To be done. Check every line below for the word "title" and copy the ones that have it.

[Dataset records]
- - -

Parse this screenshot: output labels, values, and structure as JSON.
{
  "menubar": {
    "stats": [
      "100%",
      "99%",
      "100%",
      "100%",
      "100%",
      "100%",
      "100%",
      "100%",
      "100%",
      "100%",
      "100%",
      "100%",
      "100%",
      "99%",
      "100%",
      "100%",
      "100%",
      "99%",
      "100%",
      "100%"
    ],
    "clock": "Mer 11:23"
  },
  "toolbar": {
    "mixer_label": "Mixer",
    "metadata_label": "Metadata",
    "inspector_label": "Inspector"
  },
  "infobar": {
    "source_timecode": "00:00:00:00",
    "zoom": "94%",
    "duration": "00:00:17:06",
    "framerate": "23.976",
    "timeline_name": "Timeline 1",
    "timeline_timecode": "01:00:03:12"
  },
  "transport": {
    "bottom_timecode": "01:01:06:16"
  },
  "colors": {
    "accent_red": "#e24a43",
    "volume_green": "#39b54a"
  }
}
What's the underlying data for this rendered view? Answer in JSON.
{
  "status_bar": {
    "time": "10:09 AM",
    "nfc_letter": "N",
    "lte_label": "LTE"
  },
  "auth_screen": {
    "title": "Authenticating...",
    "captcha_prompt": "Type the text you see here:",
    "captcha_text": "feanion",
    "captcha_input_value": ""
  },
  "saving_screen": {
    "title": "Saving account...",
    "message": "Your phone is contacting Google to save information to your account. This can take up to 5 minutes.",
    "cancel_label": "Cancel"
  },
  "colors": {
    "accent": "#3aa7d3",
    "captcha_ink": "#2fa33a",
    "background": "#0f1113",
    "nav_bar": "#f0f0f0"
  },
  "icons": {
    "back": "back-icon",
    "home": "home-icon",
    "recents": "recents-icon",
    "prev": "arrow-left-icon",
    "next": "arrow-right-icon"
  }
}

- - -

Result for this exercise.
    "title": "Authenticating...",
    "title": "Saving account...",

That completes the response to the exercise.